### What is needed
Among the lines of these entries, how many hold the word "xlabel"? State only the number.

Dataset rows about figures
##############################
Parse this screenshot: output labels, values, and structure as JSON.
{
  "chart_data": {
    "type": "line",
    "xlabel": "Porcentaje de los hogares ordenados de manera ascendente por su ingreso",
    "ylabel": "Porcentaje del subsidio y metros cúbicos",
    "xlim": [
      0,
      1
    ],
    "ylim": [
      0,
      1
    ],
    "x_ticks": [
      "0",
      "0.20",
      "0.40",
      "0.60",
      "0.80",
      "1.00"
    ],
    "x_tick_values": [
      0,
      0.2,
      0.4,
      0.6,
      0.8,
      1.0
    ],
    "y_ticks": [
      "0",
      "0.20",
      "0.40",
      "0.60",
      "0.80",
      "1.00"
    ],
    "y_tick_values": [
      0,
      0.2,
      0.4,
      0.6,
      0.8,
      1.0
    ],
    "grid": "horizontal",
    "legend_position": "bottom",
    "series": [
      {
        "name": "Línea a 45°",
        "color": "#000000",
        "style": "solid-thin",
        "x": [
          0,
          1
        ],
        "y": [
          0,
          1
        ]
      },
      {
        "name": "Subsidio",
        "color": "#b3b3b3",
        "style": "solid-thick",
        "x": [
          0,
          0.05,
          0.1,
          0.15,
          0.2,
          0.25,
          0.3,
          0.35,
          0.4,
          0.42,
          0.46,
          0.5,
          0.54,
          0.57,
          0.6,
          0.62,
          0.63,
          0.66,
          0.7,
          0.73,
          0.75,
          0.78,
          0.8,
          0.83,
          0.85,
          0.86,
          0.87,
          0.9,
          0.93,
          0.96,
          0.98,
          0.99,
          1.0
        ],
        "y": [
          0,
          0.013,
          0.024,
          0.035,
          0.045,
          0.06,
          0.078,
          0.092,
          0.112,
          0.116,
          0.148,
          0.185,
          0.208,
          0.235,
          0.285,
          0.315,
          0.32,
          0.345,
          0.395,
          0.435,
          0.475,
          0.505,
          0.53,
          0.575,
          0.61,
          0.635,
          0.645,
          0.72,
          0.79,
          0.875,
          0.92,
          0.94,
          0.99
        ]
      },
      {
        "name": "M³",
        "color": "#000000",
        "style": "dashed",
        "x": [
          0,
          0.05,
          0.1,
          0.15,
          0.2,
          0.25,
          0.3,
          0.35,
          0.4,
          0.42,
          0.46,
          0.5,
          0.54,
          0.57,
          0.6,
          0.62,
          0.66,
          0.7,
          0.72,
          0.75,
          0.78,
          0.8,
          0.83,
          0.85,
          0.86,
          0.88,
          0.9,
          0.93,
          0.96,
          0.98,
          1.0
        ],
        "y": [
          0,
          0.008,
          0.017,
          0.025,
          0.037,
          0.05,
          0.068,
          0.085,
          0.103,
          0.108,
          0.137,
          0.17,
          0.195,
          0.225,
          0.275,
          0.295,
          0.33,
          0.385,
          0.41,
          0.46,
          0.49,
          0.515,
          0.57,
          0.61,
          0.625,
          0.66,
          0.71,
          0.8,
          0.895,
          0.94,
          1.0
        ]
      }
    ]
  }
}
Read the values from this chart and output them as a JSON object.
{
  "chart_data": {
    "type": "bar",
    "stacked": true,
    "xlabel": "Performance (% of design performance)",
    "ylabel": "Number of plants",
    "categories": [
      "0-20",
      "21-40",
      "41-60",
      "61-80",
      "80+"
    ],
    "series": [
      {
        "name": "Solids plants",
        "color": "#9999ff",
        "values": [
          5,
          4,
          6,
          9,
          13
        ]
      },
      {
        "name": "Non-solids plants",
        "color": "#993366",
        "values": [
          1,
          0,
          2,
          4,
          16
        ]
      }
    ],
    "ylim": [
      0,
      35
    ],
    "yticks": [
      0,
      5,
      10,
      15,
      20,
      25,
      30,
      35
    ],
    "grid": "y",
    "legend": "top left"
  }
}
##############################
### Response to the task
2